# [Instructions for the task]
Every line that contains the word "konto" should be copied out.

Collected data
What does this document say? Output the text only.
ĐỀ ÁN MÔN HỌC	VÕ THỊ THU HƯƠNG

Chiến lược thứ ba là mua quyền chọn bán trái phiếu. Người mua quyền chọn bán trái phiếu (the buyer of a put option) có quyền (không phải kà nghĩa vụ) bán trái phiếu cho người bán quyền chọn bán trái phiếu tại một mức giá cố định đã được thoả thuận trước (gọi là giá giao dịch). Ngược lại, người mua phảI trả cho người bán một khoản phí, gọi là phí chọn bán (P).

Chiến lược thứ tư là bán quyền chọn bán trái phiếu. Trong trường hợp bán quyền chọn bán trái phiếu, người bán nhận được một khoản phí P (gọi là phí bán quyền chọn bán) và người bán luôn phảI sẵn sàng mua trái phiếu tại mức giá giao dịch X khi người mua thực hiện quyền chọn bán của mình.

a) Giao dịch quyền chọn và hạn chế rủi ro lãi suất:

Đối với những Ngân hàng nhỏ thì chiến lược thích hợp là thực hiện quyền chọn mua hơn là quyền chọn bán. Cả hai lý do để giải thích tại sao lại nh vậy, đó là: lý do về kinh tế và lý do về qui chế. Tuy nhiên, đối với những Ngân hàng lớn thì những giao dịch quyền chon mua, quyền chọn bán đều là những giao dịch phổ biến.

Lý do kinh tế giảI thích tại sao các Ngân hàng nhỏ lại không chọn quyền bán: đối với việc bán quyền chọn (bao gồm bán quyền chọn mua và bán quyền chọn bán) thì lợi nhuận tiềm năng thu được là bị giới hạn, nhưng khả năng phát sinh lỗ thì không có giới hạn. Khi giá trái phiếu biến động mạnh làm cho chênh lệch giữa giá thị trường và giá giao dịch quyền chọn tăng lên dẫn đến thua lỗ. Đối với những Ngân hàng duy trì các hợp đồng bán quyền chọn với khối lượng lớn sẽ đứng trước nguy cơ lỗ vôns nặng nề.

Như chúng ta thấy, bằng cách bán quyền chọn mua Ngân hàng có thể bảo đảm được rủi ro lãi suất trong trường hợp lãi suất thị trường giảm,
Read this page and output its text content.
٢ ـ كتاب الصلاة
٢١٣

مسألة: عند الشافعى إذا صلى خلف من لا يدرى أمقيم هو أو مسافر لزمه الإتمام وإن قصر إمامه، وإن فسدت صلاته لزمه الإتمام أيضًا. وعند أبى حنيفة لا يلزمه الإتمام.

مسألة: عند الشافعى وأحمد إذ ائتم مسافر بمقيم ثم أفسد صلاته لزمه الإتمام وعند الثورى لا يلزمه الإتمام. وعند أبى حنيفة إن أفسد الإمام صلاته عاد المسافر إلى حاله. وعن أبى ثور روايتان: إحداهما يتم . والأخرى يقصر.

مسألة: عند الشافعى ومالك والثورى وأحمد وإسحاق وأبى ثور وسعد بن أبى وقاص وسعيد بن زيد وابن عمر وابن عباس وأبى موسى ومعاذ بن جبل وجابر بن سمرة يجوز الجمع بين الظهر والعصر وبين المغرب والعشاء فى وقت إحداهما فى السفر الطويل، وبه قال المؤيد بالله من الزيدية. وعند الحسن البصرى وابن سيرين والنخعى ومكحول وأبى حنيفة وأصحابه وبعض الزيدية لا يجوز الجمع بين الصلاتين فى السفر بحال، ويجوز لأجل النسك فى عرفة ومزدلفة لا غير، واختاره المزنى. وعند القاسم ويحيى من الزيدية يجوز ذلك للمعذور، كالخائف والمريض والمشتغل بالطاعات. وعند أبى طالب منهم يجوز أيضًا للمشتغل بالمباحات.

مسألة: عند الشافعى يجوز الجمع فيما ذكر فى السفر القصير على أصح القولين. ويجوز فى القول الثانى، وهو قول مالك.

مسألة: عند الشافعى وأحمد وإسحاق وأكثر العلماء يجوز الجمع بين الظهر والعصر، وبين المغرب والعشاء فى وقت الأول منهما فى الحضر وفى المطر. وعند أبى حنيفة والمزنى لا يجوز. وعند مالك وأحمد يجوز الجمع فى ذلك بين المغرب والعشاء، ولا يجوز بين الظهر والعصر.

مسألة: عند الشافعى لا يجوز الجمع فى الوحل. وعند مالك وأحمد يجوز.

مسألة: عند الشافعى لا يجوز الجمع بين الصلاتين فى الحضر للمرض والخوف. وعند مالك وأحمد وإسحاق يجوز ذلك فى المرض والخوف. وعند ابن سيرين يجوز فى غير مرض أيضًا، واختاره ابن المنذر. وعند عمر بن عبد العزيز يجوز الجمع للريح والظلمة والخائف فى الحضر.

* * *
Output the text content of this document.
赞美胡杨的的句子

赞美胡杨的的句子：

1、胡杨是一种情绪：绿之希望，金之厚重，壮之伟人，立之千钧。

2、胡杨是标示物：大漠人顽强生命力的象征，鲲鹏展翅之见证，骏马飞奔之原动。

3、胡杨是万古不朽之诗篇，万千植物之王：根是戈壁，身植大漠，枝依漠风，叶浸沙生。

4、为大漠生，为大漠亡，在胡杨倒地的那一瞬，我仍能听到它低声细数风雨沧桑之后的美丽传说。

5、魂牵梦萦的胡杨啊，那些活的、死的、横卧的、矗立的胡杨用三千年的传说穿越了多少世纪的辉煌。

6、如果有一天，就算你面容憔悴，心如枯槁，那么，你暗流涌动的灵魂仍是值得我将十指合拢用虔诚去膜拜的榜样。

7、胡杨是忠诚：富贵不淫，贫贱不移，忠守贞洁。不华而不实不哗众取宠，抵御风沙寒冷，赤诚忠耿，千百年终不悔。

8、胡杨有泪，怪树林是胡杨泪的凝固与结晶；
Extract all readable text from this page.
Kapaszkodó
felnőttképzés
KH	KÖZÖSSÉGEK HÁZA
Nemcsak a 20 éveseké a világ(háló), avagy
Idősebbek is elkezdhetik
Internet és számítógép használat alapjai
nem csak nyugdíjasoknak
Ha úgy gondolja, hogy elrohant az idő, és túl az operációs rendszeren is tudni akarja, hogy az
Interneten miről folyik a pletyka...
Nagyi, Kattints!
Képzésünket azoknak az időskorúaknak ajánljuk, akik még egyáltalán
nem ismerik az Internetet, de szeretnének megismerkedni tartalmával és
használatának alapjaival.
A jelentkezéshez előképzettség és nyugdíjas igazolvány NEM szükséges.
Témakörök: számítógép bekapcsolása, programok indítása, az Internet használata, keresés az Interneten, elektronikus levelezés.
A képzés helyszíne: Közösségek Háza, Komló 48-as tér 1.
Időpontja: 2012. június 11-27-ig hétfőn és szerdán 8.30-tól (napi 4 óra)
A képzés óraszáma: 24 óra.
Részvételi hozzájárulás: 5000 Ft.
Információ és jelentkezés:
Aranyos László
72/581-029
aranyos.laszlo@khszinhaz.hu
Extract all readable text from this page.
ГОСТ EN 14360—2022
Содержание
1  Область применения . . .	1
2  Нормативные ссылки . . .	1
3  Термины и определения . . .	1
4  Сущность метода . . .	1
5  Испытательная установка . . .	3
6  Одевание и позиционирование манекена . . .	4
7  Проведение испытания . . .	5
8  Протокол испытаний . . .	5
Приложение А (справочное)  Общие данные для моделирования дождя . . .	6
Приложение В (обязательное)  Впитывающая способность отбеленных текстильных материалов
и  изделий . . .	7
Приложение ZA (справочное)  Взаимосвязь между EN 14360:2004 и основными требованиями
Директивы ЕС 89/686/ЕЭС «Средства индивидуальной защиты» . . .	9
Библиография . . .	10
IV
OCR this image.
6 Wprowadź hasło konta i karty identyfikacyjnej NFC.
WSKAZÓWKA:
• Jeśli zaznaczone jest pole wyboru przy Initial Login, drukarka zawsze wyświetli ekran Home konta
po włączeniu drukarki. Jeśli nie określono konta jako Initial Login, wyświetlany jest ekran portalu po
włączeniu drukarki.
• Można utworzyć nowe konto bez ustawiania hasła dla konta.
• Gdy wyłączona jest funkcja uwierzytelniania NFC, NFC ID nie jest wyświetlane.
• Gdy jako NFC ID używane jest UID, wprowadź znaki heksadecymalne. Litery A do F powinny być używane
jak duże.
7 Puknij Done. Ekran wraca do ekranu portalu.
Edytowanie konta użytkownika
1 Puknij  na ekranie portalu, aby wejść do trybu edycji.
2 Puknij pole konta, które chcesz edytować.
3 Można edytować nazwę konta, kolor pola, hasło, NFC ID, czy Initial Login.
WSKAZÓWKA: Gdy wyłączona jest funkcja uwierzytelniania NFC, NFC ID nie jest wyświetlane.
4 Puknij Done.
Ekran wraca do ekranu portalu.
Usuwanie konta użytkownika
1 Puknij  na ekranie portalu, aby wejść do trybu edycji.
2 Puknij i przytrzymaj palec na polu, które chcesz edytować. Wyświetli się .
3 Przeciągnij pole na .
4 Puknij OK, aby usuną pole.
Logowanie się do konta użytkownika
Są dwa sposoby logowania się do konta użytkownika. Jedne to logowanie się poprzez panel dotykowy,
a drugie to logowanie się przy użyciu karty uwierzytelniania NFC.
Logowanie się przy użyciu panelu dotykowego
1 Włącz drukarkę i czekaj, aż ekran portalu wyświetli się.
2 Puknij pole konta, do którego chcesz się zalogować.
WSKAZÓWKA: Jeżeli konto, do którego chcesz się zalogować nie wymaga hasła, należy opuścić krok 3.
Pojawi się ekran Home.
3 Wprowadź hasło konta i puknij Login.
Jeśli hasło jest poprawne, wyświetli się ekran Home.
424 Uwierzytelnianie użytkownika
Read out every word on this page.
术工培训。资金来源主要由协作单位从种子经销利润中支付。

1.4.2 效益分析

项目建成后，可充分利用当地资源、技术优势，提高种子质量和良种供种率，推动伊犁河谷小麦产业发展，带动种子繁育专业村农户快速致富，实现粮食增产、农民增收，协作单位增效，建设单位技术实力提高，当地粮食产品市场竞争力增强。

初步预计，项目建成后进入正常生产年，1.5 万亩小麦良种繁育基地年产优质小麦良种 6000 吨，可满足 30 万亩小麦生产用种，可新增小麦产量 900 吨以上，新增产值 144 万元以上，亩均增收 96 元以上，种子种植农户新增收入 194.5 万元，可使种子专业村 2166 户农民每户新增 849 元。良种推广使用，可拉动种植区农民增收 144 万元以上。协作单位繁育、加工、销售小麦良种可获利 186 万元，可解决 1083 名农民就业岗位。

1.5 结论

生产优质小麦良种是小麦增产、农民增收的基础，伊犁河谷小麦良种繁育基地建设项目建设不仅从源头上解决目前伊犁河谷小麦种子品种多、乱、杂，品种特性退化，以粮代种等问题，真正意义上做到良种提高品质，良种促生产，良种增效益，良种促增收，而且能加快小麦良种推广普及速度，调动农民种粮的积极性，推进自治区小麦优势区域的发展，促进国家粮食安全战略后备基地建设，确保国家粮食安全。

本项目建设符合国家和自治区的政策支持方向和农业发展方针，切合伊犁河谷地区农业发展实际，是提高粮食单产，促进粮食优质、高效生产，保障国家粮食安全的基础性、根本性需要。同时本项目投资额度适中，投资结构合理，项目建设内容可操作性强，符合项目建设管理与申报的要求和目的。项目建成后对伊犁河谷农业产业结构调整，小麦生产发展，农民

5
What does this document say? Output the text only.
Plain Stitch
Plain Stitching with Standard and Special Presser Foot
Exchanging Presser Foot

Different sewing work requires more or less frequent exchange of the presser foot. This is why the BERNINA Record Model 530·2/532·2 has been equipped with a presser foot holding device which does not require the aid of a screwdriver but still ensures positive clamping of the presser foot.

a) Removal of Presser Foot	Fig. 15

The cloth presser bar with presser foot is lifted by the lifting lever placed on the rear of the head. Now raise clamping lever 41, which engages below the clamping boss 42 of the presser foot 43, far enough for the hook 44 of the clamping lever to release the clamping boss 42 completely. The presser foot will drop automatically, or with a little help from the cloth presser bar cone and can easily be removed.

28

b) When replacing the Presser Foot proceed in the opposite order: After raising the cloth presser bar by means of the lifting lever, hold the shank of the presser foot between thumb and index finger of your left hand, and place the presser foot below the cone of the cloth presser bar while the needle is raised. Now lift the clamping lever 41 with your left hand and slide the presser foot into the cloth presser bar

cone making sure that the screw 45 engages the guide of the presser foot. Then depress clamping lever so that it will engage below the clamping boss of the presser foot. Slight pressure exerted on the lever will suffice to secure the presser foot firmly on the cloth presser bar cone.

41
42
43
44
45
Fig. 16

# [Task output]
• Można utworzyć nowe konto bez ustawiania hasła dla konta.
WSKAZÓWKA: Jeżeli konto, do którego chcesz się zalogować nie wymaga hasła, należy opuścić krok 3.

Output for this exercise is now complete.